Copy exactly, and only, the lines from the line containing "Read out every word on this page." through the last line of the records below, both included.
-- START OF Material provided --
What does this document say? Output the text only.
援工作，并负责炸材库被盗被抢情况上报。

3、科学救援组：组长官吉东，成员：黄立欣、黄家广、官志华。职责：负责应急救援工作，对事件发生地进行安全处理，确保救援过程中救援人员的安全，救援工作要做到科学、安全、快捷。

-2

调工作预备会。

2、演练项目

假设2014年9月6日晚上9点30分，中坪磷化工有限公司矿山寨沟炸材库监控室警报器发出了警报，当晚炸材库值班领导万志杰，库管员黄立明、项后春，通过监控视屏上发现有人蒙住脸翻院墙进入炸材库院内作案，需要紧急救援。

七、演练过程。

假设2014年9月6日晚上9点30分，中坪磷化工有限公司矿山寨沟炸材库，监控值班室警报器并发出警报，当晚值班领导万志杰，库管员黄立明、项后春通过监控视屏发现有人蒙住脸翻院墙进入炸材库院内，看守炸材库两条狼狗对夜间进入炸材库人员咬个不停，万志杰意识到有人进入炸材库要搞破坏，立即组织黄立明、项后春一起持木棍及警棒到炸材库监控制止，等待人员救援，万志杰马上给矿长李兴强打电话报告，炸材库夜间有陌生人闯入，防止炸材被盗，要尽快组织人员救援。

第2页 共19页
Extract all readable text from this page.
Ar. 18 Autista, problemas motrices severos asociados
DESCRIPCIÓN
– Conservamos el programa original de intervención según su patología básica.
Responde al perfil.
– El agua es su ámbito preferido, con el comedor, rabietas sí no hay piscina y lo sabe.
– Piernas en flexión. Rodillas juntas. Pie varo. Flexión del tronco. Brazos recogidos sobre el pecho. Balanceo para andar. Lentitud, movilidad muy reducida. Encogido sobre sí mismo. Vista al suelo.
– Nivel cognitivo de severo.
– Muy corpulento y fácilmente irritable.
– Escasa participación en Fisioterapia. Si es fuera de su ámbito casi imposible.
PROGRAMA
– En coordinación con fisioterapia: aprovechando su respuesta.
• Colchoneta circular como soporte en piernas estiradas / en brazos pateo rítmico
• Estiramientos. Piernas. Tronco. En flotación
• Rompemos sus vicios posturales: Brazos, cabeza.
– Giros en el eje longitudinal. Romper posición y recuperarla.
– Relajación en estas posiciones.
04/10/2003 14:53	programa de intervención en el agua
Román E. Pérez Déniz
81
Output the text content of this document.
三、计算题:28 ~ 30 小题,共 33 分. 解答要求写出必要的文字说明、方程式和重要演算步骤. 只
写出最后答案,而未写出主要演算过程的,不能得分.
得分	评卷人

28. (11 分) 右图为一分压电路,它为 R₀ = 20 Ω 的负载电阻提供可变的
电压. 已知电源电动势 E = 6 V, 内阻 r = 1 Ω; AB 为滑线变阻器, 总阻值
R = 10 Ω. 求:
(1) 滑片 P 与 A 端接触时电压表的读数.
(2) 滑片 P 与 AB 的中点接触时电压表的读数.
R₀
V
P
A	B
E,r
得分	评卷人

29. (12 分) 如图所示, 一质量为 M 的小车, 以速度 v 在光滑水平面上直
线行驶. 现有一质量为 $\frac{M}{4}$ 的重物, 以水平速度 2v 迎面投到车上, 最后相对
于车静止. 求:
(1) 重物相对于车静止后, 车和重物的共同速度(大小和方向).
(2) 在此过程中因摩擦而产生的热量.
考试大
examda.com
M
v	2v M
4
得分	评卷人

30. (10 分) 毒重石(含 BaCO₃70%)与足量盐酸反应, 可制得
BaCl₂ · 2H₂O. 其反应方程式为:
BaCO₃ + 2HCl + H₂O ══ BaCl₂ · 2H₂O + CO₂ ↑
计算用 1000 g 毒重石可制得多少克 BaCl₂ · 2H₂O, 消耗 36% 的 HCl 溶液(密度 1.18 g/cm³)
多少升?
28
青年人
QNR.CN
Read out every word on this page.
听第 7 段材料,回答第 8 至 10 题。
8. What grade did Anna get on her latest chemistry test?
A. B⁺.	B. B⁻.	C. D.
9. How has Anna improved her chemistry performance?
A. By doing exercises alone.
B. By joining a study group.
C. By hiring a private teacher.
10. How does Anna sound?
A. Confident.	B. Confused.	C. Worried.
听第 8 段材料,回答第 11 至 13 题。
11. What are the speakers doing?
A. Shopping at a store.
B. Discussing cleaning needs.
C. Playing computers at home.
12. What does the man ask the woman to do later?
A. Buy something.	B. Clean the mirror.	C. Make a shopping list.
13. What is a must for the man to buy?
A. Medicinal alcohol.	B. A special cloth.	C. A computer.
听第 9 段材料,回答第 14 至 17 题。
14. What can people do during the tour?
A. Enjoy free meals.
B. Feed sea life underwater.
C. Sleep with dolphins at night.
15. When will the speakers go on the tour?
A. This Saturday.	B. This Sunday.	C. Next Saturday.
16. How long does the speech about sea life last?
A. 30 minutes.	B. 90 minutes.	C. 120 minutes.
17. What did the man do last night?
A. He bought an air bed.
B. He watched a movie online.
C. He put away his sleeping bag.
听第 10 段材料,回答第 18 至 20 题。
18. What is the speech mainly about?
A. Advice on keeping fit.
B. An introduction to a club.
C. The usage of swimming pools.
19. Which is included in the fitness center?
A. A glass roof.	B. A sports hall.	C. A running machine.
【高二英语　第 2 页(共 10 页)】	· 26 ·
-- END OF Material provided --
* **Response to this task**:
Read out every word on this page.
听第 7 段材料,回答第 8 至 10 题。
8. What grade did Anna get on her latest chemistry test?
A. B⁺.	B. B⁻.	C. D.
9. How has Anna improved her chemistry performance?
A. By doing exercises alone.
B. By joining a study group.
C. By hiring a private teacher.
10. How does Anna sound?
A. Confident.	B. Confused.	C. Worried.
听第 8 段材料,回答第 11 至 13 题。
11. What are the speakers doing?
A. Shopping at a store.
B. Discussing cleaning needs.
C. Playing computers at home.
12. What does the man ask the woman to do later?
A. Buy something.	B. Clean the mirror.	C. Make a shopping list.
13. What is a must for the man to buy?
A. Medicinal alcohol.	B. A special cloth.	C. A computer.
听第 9 段材料,回答第 14 至 17 题。
14. What can people do during the tour?
A. Enjoy free meals.
B. Feed sea life underwater.
C. Sleep with dolphins at night.
15. When will the speakers go on the tour?
A. This Saturday.	B. This Sunday.	C. Next Saturday.
16. How long does the speech about sea life last?
A. 30 minutes.	B. 90 minutes.	C. 120 minutes.
17. What did the man do last night?
A. He bought an air bed.
B. He watched a movie online.
C. He put away his sleeping bag.
听第 10 段材料,回答第 18 至 20 题。
18. What is the speech mainly about?
A. Advice on keeping fit.
B. An introduction to a club.
C. The usage of swimming pools.
19. Which is included in the fitness center?
A. A glass roof.	B. A sports hall.	C. A running machine.
【高二英语　第 2 页(共 10 页)】	· 26 ·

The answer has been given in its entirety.